• [Short exercise]: Quote the listing below in its entirety.

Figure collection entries
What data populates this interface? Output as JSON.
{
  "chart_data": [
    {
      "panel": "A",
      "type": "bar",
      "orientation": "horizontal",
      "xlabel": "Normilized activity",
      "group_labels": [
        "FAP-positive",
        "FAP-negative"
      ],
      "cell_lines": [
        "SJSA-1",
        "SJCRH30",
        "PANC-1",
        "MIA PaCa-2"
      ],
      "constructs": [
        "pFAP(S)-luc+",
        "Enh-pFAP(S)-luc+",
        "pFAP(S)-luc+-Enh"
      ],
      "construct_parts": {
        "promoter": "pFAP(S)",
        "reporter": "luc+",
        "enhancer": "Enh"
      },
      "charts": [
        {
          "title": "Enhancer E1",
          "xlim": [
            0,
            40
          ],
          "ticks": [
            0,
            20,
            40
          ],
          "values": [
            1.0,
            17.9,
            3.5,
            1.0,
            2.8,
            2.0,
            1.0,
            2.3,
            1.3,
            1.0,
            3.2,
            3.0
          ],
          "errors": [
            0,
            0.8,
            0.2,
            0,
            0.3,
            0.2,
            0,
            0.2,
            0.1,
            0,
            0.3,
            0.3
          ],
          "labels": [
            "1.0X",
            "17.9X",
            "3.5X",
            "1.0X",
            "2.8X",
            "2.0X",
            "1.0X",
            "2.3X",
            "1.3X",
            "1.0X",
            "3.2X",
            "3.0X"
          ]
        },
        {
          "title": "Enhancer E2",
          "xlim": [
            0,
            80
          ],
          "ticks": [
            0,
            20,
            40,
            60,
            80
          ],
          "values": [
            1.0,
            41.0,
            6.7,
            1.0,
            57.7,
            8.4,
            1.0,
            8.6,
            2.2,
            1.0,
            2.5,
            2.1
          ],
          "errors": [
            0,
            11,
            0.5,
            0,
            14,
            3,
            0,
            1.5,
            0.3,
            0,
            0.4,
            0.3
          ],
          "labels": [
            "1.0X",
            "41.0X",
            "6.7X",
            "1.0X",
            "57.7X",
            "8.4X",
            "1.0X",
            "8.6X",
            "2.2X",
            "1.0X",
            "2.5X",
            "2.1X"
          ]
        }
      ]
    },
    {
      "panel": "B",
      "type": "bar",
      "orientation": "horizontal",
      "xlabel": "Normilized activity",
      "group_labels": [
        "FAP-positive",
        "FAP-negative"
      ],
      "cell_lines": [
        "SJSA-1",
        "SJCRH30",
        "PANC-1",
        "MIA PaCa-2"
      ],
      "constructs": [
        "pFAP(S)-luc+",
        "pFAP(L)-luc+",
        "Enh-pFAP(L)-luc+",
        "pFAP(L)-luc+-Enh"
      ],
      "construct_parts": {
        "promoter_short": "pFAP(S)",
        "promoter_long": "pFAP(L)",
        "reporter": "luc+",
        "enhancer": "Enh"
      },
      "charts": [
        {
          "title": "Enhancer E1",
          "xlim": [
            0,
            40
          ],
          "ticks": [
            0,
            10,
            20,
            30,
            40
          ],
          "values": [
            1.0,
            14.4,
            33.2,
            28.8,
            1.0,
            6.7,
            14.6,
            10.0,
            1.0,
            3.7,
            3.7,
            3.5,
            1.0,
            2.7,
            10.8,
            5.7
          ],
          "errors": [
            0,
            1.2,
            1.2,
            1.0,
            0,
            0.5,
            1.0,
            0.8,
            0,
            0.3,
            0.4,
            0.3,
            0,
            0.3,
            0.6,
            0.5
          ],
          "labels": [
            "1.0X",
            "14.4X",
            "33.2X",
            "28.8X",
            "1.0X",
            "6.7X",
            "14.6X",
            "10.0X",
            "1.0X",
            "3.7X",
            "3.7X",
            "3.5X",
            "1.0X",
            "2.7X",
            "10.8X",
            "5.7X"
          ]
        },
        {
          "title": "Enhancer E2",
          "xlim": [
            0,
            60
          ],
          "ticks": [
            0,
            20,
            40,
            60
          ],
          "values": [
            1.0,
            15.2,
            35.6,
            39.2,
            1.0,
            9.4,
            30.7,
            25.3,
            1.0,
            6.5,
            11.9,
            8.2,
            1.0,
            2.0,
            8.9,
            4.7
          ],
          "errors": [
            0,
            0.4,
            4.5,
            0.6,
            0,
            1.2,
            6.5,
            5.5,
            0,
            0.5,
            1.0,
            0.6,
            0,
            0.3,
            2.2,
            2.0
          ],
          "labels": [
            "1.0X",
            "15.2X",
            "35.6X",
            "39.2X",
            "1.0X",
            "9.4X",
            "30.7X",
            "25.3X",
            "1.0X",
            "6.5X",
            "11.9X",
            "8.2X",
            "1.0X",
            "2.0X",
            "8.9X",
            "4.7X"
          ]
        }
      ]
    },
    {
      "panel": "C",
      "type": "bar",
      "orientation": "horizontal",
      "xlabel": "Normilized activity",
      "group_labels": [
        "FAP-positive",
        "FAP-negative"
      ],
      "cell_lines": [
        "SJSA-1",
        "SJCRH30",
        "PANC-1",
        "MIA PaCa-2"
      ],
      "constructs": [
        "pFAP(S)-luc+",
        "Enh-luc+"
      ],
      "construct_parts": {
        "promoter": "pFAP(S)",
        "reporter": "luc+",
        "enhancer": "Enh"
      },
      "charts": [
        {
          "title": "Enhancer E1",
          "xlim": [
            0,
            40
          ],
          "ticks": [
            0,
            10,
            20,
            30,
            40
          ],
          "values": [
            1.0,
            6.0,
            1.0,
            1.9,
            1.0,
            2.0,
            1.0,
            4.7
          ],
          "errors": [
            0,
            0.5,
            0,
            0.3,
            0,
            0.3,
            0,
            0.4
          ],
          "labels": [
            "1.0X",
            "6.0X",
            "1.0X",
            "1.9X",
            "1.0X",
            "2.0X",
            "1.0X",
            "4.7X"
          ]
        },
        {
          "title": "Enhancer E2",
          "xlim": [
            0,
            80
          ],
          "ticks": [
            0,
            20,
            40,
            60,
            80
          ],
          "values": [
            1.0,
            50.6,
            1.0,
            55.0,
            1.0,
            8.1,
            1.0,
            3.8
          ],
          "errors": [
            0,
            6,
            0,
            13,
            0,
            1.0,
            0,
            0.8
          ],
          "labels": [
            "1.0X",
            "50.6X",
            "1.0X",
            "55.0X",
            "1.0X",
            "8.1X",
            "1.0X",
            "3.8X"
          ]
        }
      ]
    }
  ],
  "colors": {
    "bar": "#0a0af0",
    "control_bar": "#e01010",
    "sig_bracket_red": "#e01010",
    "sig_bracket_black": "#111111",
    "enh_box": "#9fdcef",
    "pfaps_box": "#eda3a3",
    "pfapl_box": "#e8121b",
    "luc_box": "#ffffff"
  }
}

• [Exercise solution]:
What data populates this interface? Output as JSON.
{
  "chart_data": [
    {
      "panel": "A",
      "type": "bar",
      "orientation": "horizontal",
      "xlabel": "Normilized activity",
      "group_labels": [
        "FAP-positive",
        "FAP-negative"
      ],
      "cell_lines": [
        "SJSA-1",
        "SJCRH30",
        "PANC-1",
        "MIA PaCa-2"
      ],
      "constructs": [
        "pFAP(S)-luc+",
        "Enh-pFAP(S)-luc+",
        "pFAP(S)-luc+-Enh"
      ],
      "construct_parts": {
        "promoter": "pFAP(S)",
        "reporter": "luc+",
        "enhancer": "Enh"
      },
      "charts": [
        {
          "title": "Enhancer E1",
          "xlim": [
            0,
            40
          ],
          "ticks": [
            0,
            20,
            40
          ],
          "values": [
            1.0,
            17.9,
            3.5,
            1.0,
            2.8,
            2.0,
            1.0,
            2.3,
            1.3,
            1.0,
            3.2,
            3.0
          ],
          "errors": [
            0,
            0.8,
            0.2,
            0,
            0.3,
            0.2,
            0,
            0.2,
            0.1,
            0,
            0.3,
            0.3
          ],
          "labels": [
            "1.0X",
            "17.9X",
            "3.5X",
            "1.0X",
            "2.8X",
            "2.0X",
            "1.0X",
            "2.3X",
            "1.3X",
            "1.0X",
            "3.2X",
            "3.0X"
          ]
        },
        {
          "title": "Enhancer E2",
          "xlim": [
            0,
            80
          ],
          "ticks": [
            0,
            20,
            40,
            60,
            80
          ],
          "values": [
            1.0,
            41.0,
            6.7,
            1.0,
            57.7,
            8.4,
            1.0,
            8.6,
            2.2,
            1.0,
            2.5,
            2.1
          ],
          "errors": [
            0,
            11,
            0.5,
            0,
            14,
            3,
            0,
            1.5,
            0.3,
            0,
            0.4,
            0.3
          ],
          "labels": [
            "1.0X",
            "41.0X",
            "6.7X",
            "1.0X",
            "57.7X",
            "8.4X",
            "1.0X",
            "8.6X",
            "2.2X",
            "1.0X",
            "2.5X",
            "2.1X"
          ]
        }
      ]
    },
    {
      "panel": "B",
      "type": "bar",
      "orientation": "horizontal",
      "xlabel": "Normilized activity",
      "group_labels": [
        "FAP-positive",
        "FAP-negative"
      ],
      "cell_lines": [
        "SJSA-1",
        "SJCRH30",
        "PANC-1",
        "MIA PaCa-2"
      ],
      "constructs": [
        "pFAP(S)-luc+",
        "pFAP(L)-luc+",
        "Enh-pFAP(L)-luc+",
        "pFAP(L)-luc+-Enh"
      ],
      "construct_parts": {
        "promoter_short": "pFAP(S)",
        "promoter_long": "pFAP(L)",
        "reporter": "luc+",
        "enhancer": "Enh"
      },
      "charts": [
        {
          "title": "Enhancer E1",
          "xlim": [
            0,
            40
          ],
          "ticks": [
            0,
            10,
            20,
            30,
            40
          ],
          "values": [
            1.0,
            14.4,
            33.2,
            28.8,
            1.0,
            6.7,
            14.6,
            10.0,
            1.0,
            3.7,
            3.7,
            3.5,
            1.0,
            2.7,
            10.8,
            5.7
          ],
          "errors": [
            0,
            1.2,
            1.2,
            1.0,
            0,
            0.5,
            1.0,
            0.8,
            0,
            0.3,
            0.4,
            0.3,
            0,
            0.3,
            0.6,
            0.5
          ],
          "labels": [
            "1.0X",
            "14.4X",
            "33.2X",
            "28.8X",
            "1.0X",
            "6.7X",
            "14.6X",
            "10.0X",
            "1.0X",
            "3.7X",
            "3.7X",
            "3.5X",
            "1.0X",
            "2.7X",
            "10.8X",
            "5.7X"
          ]
        },
        {
          "title": "Enhancer E2",
          "xlim": [
            0,
            60
          ],
          "ticks": [
            0,
            20,
            40,
            60
          ],
          "values": [
            1.0,
            15.2,
            35.6,
            39.2,
            1.0,
            9.4,
            30.7,
            25.3,
            1.0,
            6.5,
            11.9,
            8.2,
            1.0,
            2.0,
            8.9,
            4.7
          ],
          "errors": [
            0,
            0.4,
            4.5,
            0.6,
            0,
            1.2,
            6.5,
            5.5,
            0,
            0.5,
            1.0,
            0.6,
            0,
            0.3,
            2.2,
            2.0
          ],
          "labels": [
            "1.0X",
            "15.2X",
            "35.6X",
            "39.2X",
            "1.0X",
            "9.4X",
            "30.7X",
            "25.3X",
            "1.0X",
            "6.5X",
            "11.9X",
            "8.2X",
            "1.0X",
            "2.0X",
            "8.9X",
            "4.7X"
          ]
        }
      ]
    },
    {
      "panel": "C",
      "type": "bar",
      "orientation": "horizontal",
      "xlabel": "Normilized activity",
      "group_labels": [
        "FAP-positive",
        "FAP-negative"
      ],
      "cell_lines": [
        "SJSA-1",
        "SJCRH30",
        "PANC-1",
        "MIA PaCa-2"
      ],
      "constructs": [
        "pFAP(S)-luc+",
        "Enh-luc+"
      ],
      "construct_parts": {
        "promoter": "pFAP(S)",
        "reporter": "luc+",
        "enhancer": "Enh"
      },
      "charts": [
        {
          "title": "Enhancer E1",
          "xlim": [
            0,
            40
          ],
          "ticks": [
            0,
            10,
            20,
            30,
            40
          ],
          "values": [
            1.0,
            6.0,
            1.0,
            1.9,
            1.0,
            2.0,
            1.0,
            4.7
          ],
          "errors": [
            0,
            0.5,
            0,
            0.3,
            0,
            0.3,
            0,
            0.4
          ],
          "labels": [
            "1.0X",
            "6.0X",
            "1.0X",
            "1.9X",
            "1.0X",
            "2.0X",
            "1.0X",
            "4.7X"
          ]
        },
        {
          "title": "Enhancer E2",
          "xlim": [
            0,
            80
          ],
          "ticks": [
            0,
            20,
            40,
            60,
            80
          ],
          "values": [
            1.0,
            50.6,
            1.0,
            55.0,
            1.0,
            8.1,
            1.0,
            3.8
          ],
          "errors": [
            0,
            6,
            0,
            13,
            0,
            1.0,
            0,
            0.8
          ],
          "labels": [
            "1.0X",
            "50.6X",
            "1.0X",
            "55.0X",
            "1.0X",
            "8.1X",
            "1.0X",
            "3.8X"
          ]
        }
      ]
    }
  ],
  "colors": {
    "bar": "#0a0af0",
    "control_bar": "#e01010",
    "sig_bracket_red": "#e01010",
    "sig_bracket_black": "#111111",
    "enh_box": "#9fdcef",
    "pfaps_box": "#eda3a3",
    "pfapl_box": "#e8121b",
    "luc_box": "#ffffff"
  }
}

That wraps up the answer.